Begin PROVIDED DATA

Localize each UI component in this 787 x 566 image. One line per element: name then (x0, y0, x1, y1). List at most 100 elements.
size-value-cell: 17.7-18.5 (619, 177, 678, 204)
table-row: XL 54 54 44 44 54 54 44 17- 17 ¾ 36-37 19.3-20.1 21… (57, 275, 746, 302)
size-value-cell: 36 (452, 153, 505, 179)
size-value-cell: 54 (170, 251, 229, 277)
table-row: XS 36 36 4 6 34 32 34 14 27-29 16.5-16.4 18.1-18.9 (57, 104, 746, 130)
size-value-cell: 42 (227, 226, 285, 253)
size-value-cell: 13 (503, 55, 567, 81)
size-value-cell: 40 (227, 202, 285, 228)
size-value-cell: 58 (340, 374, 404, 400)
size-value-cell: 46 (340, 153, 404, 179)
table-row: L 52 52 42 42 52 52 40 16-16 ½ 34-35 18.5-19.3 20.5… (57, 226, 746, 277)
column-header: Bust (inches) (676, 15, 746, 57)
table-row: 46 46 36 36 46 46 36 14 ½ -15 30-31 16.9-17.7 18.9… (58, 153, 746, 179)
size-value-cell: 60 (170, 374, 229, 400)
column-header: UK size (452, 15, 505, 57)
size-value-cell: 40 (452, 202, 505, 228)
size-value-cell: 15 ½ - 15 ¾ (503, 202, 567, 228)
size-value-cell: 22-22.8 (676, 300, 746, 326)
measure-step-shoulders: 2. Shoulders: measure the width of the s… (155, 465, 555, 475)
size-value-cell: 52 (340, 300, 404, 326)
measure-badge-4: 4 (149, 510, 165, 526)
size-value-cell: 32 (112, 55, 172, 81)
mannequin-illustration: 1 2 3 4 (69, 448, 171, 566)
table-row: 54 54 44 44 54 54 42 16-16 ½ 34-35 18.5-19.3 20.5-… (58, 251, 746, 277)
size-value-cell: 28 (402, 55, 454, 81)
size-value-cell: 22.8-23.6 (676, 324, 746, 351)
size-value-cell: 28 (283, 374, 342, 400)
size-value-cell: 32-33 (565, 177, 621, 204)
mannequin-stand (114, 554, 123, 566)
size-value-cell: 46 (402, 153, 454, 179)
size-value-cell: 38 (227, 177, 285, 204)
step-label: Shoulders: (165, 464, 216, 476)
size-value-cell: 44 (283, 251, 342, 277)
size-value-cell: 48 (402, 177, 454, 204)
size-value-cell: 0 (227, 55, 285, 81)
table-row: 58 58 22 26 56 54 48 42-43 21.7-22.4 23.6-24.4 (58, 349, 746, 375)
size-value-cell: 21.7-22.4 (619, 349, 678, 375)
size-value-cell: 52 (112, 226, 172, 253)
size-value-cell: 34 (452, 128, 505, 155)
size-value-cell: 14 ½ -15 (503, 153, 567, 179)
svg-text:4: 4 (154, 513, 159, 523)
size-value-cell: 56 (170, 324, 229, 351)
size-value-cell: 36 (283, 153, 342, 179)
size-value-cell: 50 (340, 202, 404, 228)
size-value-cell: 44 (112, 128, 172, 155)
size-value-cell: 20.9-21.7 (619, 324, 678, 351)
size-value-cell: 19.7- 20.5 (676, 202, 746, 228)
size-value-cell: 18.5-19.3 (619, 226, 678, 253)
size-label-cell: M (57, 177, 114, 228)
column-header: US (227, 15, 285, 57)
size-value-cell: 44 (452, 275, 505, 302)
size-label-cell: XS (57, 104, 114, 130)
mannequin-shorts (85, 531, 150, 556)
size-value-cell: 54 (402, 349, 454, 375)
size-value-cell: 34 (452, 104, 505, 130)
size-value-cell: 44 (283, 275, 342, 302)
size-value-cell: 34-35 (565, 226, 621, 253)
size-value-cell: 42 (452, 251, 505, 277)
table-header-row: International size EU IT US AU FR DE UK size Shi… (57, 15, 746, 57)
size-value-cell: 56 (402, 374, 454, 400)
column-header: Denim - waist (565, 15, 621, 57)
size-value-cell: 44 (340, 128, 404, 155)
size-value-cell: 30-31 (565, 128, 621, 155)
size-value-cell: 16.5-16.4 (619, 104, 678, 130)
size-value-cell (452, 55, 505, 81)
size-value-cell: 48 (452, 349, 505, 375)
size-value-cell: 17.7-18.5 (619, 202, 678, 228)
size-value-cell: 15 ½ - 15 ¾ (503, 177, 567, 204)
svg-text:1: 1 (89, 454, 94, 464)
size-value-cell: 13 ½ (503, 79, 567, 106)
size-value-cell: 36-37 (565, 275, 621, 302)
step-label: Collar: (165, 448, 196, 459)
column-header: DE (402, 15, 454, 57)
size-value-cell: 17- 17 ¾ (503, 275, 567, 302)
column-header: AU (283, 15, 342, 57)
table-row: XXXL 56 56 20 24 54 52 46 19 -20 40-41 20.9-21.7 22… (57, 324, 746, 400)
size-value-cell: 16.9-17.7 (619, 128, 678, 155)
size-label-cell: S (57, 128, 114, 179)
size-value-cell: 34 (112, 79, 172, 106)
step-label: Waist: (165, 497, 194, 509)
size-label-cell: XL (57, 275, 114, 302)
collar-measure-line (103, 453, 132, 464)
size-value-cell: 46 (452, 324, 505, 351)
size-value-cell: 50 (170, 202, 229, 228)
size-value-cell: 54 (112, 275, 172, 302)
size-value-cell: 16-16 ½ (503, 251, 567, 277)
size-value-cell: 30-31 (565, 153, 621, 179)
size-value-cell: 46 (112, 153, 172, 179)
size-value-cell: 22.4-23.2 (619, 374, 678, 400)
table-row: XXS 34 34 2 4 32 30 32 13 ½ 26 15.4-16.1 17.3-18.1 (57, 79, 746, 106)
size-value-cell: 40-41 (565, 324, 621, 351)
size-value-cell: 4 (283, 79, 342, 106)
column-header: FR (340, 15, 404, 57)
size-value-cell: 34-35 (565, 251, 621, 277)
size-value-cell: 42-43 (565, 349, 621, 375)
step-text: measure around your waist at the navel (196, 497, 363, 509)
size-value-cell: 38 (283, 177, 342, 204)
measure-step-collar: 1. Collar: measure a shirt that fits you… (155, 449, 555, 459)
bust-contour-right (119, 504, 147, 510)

End PROVIDED DATA

TASK PROMPT —
Write out the material again, swapping each "column-header" for "table-header" and leaving everything else the same.

ANSWER —
Localize each UI component in this 787 x 566 image. One line per element: name then (x0, y0, x1, y1). List at most 100 elements.
size-value-cell: 17.7-18.5 (619, 177, 678, 204)
table-row: XL 54 54 44 44 54 54 44 17- 17 ¾ 36-37 19.3-20.1 21… (57, 275, 746, 302)
size-value-cell: 36 (452, 153, 505, 179)
size-value-cell: 54 (170, 251, 229, 277)
table-row: XS 36 36 4 6 34 32 34 14 27-29 16.5-16.4 18.1-18.9 (57, 104, 746, 130)
size-value-cell: 42 (227, 226, 285, 253)
size-value-cell: 13 (503, 55, 567, 81)
size-value-cell: 40 (227, 202, 285, 228)
size-value-cell: 58 (340, 374, 404, 400)
size-value-cell: 46 (340, 153, 404, 179)
table-row: L 52 52 42 42 52 52 40 16-16 ½ 34-35 18.5-19.3 20.5… (57, 226, 746, 277)
table-header: Bust (inches) (676, 15, 746, 57)
table-row: 46 46 36 36 46 46 36 14 ½ -15 30-31 16.9-17.7 18.9… (58, 153, 746, 179)
size-value-cell: 60 (170, 374, 229, 400)
table-header: UK size (452, 15, 505, 57)
size-value-cell: 40 (452, 202, 505, 228)
size-value-cell: 15 ½ - 15 ¾ (503, 202, 567, 228)
size-value-cell: 22-22.8 (676, 300, 746, 326)
measure-step-shoulders: 2. Shoulders: measure the width of the s… (155, 465, 555, 475)
size-value-cell: 52 (340, 300, 404, 326)
measure-badge-4: 4 (149, 510, 165, 526)
size-value-cell: 32 (112, 55, 172, 81)
mannequin-illustration: 1 2 3 4 (69, 448, 171, 566)
table-row: 54 54 44 44 54 54 42 16-16 ½ 34-35 18.5-19.3 20.5-… (58, 251, 746, 277)
size-value-cell: 28 (402, 55, 454, 81)
size-value-cell: 22.8-23.6 (676, 324, 746, 351)
size-value-cell: 28 (283, 374, 342, 400)
size-value-cell: 32-33 (565, 177, 621, 204)
mannequin-stand (114, 554, 123, 566)
size-value-cell: 46 (402, 153, 454, 179)
size-value-cell: 38 (227, 177, 285, 204)
step-label: Shoulders: (165, 464, 216, 476)
size-value-cell: 44 (283, 251, 342, 277)
size-value-cell: 48 (402, 177, 454, 204)
size-value-cell: 0 (227, 55, 285, 81)
table-row: 58 58 22 26 56 54 48 42-43 21.7-22.4 23.6-24.4 (58, 349, 746, 375)
size-value-cell: 21.7-22.4 (619, 349, 678, 375)
size-value-cell: 52 (112, 226, 172, 253)
size-value-cell: 34 (452, 128, 505, 155)
size-value-cell: 14 ½ -15 (503, 153, 567, 179)
svg-text:4: 4 (154, 513, 159, 523)
size-value-cell: 56 (170, 324, 229, 351)
size-value-cell: 36 (283, 153, 342, 179)
size-value-cell: 50 (340, 202, 404, 228)
size-value-cell: 44 (112, 128, 172, 155)
size-value-cell: 20.9-21.7 (619, 324, 678, 351)
size-value-cell: 19.7- 20.5 (676, 202, 746, 228)
size-value-cell: 18.5-19.3 (619, 226, 678, 253)
size-label-cell: M (57, 177, 114, 228)
table-header: US (227, 15, 285, 57)
size-value-cell: 44 (452, 275, 505, 302)
size-label-cell: XS (57, 104, 114, 130)
mannequin-shorts (85, 531, 150, 556)
size-value-cell: 54 (402, 349, 454, 375)
size-value-cell: 34 (452, 104, 505, 130)
size-value-cell: 44 (283, 275, 342, 302)
size-value-cell: 34-35 (565, 226, 621, 253)
size-value-cell: 42 (452, 251, 505, 277)
table-header-row: International size EU IT US AU FR DE UK size Shi… (57, 15, 746, 57)
size-value-cell: 56 (402, 374, 454, 400)
table-header: Denim - waist (565, 15, 621, 57)
size-value-cell: 44 (340, 128, 404, 155)
size-value-cell: 30-31 (565, 128, 621, 155)
size-value-cell: 16.5-16.4 (619, 104, 678, 130)
size-value-cell (452, 55, 505, 81)
size-value-cell: 48 (452, 349, 505, 375)
size-value-cell: 17.7-18.5 (619, 202, 678, 228)
size-value-cell: 15 ½ - 15 ¾ (503, 177, 567, 204)
svg-text:1: 1 (89, 454, 94, 464)
size-value-cell: 13 ½ (503, 79, 567, 106)
size-value-cell: 36-37 (565, 275, 621, 302)
step-label: Collar: (165, 448, 196, 459)
table-header: DE (402, 15, 454, 57)
size-value-cell: 17- 17 ¾ (503, 275, 567, 302)
table-header: AU (283, 15, 342, 57)
table-row: XXXL 56 56 20 24 54 52 46 19 -20 40-41 20.9-21.7 22… (57, 324, 746, 400)
size-value-cell: 16.9-17.7 (619, 128, 678, 155)
size-label-cell: S (57, 128, 114, 179)
size-value-cell: 34 (112, 79, 172, 106)
step-label: Waist: (165, 497, 194, 509)
size-label-cell: XL (57, 275, 114, 302)
collar-measure-line (103, 453, 132, 464)
size-value-cell: 46 (452, 324, 505, 351)
size-value-cell: 50 (170, 202, 229, 228)
size-value-cell: 54 (112, 275, 172, 302)
size-value-cell: 16-16 ½ (503, 251, 567, 277)
size-value-cell: 30-31 (565, 153, 621, 179)
size-value-cell: 46 (112, 153, 172, 179)
size-value-cell: 22.4-23.2 (619, 374, 678, 400)
table-row: XXS 34 34 2 4 32 30 32 13 ½ 26 15.4-16.1 17.3-18.1 (57, 79, 746, 106)
size-value-cell: 40-41 (565, 324, 621, 351)
size-value-cell: 4 (283, 79, 342, 106)
table-header: FR (340, 15, 404, 57)
size-value-cell: 34-35 (565, 251, 621, 277)
size-value-cell: 42-43 (565, 349, 621, 375)
step-text: measure around your waist at the navel (196, 497, 363, 509)
size-value-cell: 38 (283, 177, 342, 204)
measure-step-collar: 1. Collar: measure a shirt that fits you… (155, 449, 555, 459)
bust-contour-right (119, 504, 147, 510)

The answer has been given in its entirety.